* _Brief_: Make an exact copy of each entry, leaving out every picture.

** START OF Exercise material **

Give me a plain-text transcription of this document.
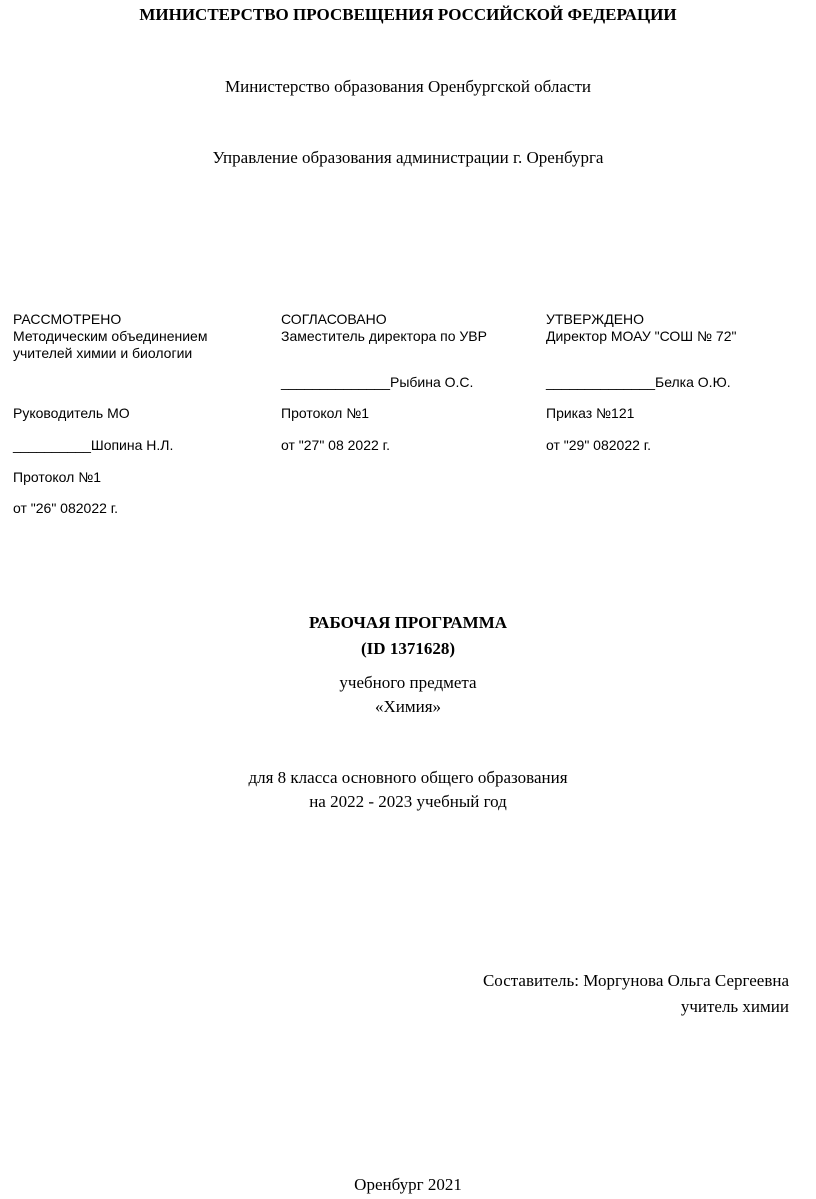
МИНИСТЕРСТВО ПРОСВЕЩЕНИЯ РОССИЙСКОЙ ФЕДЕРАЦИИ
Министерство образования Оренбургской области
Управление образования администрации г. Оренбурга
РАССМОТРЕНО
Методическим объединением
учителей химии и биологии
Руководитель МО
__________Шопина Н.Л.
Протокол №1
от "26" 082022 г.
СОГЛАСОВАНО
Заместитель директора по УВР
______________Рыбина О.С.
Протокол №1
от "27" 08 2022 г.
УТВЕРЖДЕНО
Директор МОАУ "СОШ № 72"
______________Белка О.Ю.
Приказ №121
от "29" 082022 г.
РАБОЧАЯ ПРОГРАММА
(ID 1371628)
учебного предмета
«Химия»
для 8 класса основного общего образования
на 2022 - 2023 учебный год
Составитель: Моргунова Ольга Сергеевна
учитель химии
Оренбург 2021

** END OF Exercise material **

* _Exercise response_:
Give me a plain-text transcription of this document.
МИНИСТЕРСТВО ПРОСВЕЩЕНИЯ РОССИЙСКОЙ ФЕДЕРАЦИИ
Министерство образования Оренбургской области
Управление образования администрации г. Оренбурга
РАССМОТРЕНО
Методическим объединением
учителей химии и биологии
Руководитель МО
__________Шопина Н.Л.
Протокол №1
от "26" 082022 г.
СОГЛАСОВАНО
Заместитель директора по УВР
______________Рыбина О.С.
Протокол №1
от "27" 08 2022 г.
УТВЕРЖДЕНО
Директор МОАУ "СОШ № 72"
______________Белка О.Ю.
Приказ №121
от "29" 082022 г.
РАБОЧАЯ ПРОГРАММА
(ID 1371628)
учебного предмета
«Химия»
для 8 класса основного общего образования
на 2022 - 2023 учебный год
Составитель: Моргунова Ольга Сергеевна
учитель химии
Оренбург 2021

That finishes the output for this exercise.